Records:
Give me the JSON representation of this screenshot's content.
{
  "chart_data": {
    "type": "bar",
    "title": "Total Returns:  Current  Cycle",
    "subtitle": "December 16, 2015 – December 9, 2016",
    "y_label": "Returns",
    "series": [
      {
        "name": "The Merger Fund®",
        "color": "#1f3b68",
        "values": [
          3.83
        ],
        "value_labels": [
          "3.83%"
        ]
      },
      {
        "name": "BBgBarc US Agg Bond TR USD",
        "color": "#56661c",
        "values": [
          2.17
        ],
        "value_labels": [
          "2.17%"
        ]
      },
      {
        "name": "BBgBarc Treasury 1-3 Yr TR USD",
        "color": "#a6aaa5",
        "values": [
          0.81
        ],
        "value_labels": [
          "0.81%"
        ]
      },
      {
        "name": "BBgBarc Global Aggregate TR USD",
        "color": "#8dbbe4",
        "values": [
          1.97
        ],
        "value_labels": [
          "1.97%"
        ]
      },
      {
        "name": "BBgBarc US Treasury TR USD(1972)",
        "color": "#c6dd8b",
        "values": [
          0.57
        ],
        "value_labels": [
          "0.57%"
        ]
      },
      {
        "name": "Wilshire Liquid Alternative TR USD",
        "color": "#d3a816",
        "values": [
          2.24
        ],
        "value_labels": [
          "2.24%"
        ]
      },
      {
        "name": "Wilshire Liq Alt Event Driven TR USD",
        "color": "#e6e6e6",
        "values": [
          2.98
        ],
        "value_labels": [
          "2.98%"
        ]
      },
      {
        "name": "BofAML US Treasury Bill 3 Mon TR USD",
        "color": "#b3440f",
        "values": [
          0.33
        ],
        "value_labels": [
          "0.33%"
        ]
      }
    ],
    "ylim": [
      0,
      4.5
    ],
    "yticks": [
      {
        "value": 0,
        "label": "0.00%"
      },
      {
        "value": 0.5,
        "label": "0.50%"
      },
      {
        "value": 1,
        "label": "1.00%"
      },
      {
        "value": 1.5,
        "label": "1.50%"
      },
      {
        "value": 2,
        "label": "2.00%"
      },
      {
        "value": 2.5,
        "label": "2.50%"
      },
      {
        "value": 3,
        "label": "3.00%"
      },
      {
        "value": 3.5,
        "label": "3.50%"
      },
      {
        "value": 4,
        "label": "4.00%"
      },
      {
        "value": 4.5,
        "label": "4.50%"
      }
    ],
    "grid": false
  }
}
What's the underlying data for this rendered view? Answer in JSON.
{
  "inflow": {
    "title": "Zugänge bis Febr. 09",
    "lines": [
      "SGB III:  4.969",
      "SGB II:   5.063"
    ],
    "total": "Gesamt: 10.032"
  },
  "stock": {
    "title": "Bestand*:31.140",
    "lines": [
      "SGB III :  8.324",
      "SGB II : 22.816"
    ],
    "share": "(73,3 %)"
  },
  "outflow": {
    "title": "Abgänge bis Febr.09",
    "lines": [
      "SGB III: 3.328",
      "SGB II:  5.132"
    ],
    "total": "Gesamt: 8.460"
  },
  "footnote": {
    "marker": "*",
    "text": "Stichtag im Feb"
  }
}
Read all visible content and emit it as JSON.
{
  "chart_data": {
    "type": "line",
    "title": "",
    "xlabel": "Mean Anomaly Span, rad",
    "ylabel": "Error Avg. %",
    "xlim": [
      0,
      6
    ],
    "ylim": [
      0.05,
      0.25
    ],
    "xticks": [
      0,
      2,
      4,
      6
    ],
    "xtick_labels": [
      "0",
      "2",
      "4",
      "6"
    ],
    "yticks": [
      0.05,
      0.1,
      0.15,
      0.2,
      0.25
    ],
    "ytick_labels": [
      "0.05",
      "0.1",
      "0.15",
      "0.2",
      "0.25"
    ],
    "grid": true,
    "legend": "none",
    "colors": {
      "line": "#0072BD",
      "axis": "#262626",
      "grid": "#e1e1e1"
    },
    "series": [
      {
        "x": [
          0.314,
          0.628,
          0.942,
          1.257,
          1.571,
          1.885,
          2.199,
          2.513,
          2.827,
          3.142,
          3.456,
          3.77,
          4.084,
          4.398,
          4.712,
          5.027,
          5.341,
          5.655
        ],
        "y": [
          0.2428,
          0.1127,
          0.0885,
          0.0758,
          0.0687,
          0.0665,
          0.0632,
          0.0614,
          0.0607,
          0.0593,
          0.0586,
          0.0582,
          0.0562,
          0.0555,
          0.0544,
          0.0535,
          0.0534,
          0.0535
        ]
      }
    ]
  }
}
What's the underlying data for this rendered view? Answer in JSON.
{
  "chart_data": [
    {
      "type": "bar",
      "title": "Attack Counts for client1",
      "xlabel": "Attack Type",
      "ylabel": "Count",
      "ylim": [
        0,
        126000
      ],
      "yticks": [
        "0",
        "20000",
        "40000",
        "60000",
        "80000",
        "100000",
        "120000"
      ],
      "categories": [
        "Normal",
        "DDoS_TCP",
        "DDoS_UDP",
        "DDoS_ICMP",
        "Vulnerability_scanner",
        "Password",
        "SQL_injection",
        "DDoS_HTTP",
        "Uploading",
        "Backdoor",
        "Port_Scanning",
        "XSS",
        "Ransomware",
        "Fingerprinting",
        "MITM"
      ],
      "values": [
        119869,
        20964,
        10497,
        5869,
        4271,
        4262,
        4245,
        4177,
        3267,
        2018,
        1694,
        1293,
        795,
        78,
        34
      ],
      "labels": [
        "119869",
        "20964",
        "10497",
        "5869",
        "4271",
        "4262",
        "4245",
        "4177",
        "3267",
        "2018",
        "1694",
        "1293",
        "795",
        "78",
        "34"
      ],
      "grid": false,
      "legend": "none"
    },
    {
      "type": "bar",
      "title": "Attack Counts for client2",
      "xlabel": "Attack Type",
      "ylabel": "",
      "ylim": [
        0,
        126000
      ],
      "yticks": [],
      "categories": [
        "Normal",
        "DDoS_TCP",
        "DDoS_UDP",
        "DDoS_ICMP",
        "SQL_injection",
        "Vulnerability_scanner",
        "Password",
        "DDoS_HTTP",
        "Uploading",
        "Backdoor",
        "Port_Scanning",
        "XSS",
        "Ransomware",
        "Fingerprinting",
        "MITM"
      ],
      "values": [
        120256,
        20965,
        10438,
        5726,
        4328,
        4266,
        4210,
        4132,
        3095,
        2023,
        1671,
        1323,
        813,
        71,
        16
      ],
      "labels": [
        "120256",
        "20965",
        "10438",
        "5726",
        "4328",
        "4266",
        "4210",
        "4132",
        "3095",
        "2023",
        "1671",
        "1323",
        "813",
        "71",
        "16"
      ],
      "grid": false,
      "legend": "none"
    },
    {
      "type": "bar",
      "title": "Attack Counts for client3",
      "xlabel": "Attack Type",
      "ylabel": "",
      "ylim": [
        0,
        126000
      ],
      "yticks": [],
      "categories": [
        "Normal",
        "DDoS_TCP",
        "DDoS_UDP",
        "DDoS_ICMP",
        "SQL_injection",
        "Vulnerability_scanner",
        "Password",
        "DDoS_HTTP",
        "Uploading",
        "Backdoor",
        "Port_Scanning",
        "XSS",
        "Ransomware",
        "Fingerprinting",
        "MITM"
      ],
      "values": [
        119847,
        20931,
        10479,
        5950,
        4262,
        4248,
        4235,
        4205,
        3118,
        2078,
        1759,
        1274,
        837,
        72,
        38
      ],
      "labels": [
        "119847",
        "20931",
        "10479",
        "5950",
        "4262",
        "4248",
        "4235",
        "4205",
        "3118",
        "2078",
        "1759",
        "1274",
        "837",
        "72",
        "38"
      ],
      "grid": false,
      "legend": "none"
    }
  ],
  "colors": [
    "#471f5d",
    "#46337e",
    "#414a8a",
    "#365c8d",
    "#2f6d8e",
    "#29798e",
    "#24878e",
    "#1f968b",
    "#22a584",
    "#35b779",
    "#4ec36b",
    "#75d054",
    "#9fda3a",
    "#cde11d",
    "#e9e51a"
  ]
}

GOAL OF THE EXERCISE:
From the listing above, copy every line that includes the word "Wilshire".

EXERCISE SOLUTION:
        "name": "Wilshire Liquid Alternative TR USD",
        "name": "Wilshire Liq Alt Event Driven TR USD",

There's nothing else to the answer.